__Given problem__
Wherever the word "label" appears in a line, copy that line.

■ ■ ■ ■ ■ ■ ■

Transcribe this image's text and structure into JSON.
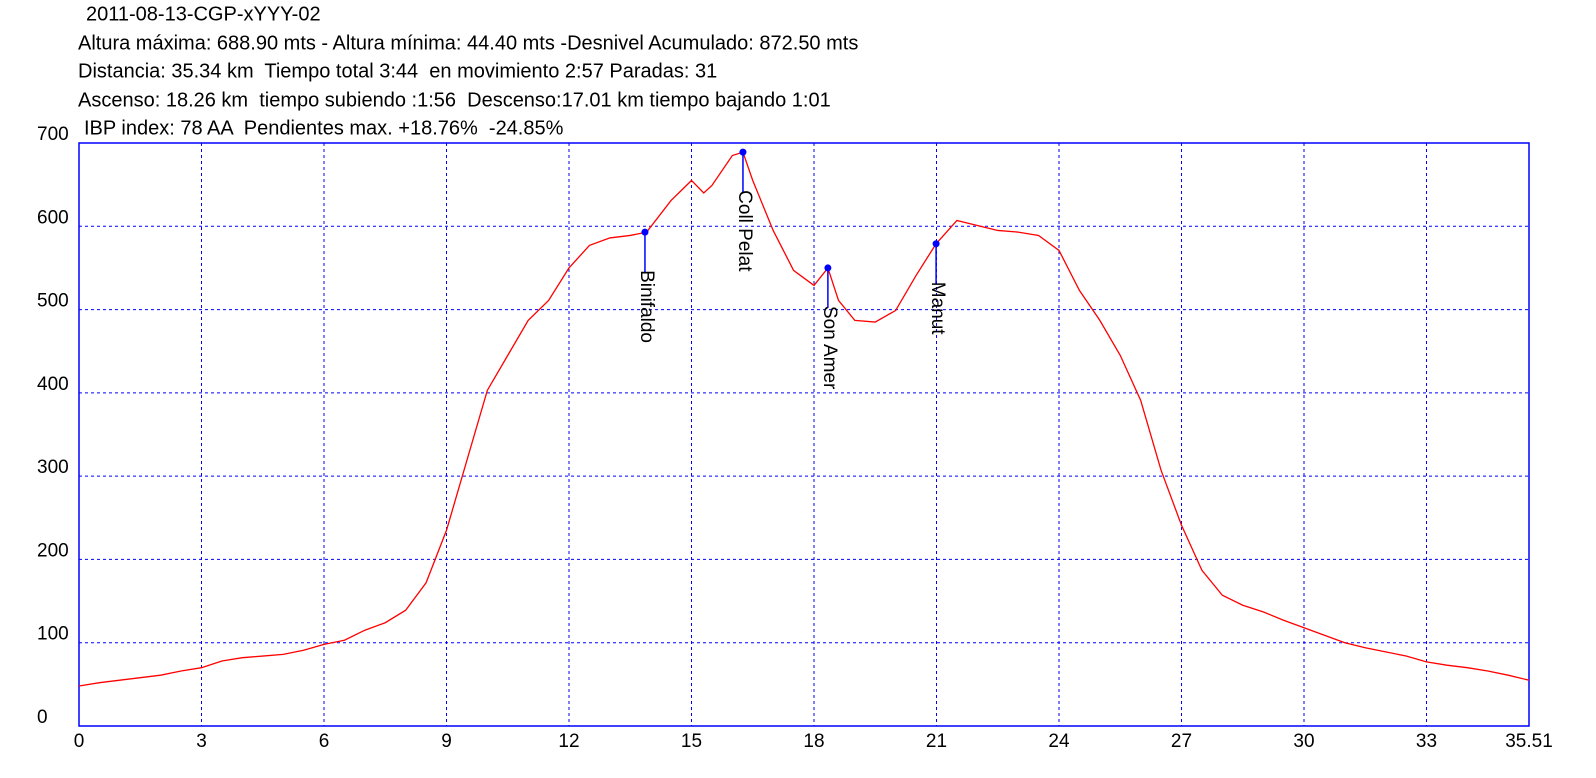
{
  "chart_data": {
    "type": "line",
    "title": "2011-08-13-CGP-xYYY-02",
    "subtitle_lines": [
      "Altura máxima: 688.90 mts - Altura mínima: 44.40 mts -Desnivel Acumulado: 872.50 mts",
      "Distancia: 35.34 km  Tiempo total 3:44  en movimiento 2:57 Paradas: 31",
      "Ascenso: 18.26 km  tiempo subiendo :1:56  Descenso:17.01 km tiempo bajando 1:01",
      "IBP index: 78 AA  Pendientes max. +18.76%  -24.85%"
    ],
    "x": [
      0,
      0.5,
      1,
      1.5,
      2,
      2.5,
      3,
      3.5,
      4,
      4.5,
      5,
      5.5,
      6,
      6.5,
      7,
      7.5,
      8,
      8.5,
      9,
      9.5,
      10,
      10.5,
      11,
      11.5,
      12,
      12.5,
      13,
      13.5,
      13.9,
      14.5,
      15,
      15.3,
      15.5,
      16,
      16.26,
      16.5,
      17,
      17.5,
      18,
      18.34,
      18.6,
      19,
      19.5,
      20,
      20.5,
      20.99,
      21.5,
      22,
      22.5,
      23,
      23.5,
      24,
      24.5,
      25,
      25.5,
      26,
      26.5,
      27,
      27.5,
      28,
      28.5,
      29,
      29.5,
      30,
      30.5,
      31,
      31.5,
      32,
      32.5,
      33,
      33.5,
      34,
      34.5,
      35,
      35.51
    ],
    "series": [
      {
        "color": "#ff0000",
        "values": [
          48,
          52,
          55,
          58,
          61,
          66,
          70,
          78,
          82,
          84,
          86,
          91,
          98,
          103,
          115,
          124,
          139,
          172,
          235,
          319,
          403,
          445,
          487,
          511,
          550,
          577,
          586,
          589,
          593,
          631,
          655,
          640,
          649,
          685,
          689,
          655,
          595,
          547,
          529,
          550,
          511,
          487,
          485,
          499,
          541,
          579,
          607,
          601,
          595,
          593,
          589,
          571,
          523,
          487,
          445,
          391,
          307,
          241,
          187,
          157,
          145,
          137,
          127,
          118,
          109,
          100,
          94,
          89,
          84,
          77,
          73,
          70,
          66,
          61,
          55
        ]
      }
    ],
    "annotations": [
      {
        "label": "Binifaldo",
        "x": 13.86,
        "y": 593
      },
      {
        "label": "Coll Pelat",
        "x": 16.26,
        "y": 689
      },
      {
        "label": "Son Amer",
        "x": 18.34,
        "y": 550
      },
      {
        "label": "Manut",
        "x": 20.99,
        "y": 579
      }
    ],
    "annotation_color": "#0000ff",
    "xlim": [
      0,
      35.51
    ],
    "ylim": [
      0,
      700
    ],
    "xticks": [
      0,
      3,
      6,
      9,
      12,
      15,
      18,
      21,
      24,
      27,
      30,
      33,
      35.51
    ],
    "yticks": [
      0,
      100,
      200,
      300,
      400,
      500,
      600,
      700
    ],
    "grid": true,
    "grid_color": "#0000ff",
    "frame_color": "#0000ff"
  }
}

■ ■ ■ ■ ■ ■ ■

__Exercise output__
        "label": "Binifaldo",
        "label": "Coll Pelat",
        "label": "Son Amer",
        "label": "Manut",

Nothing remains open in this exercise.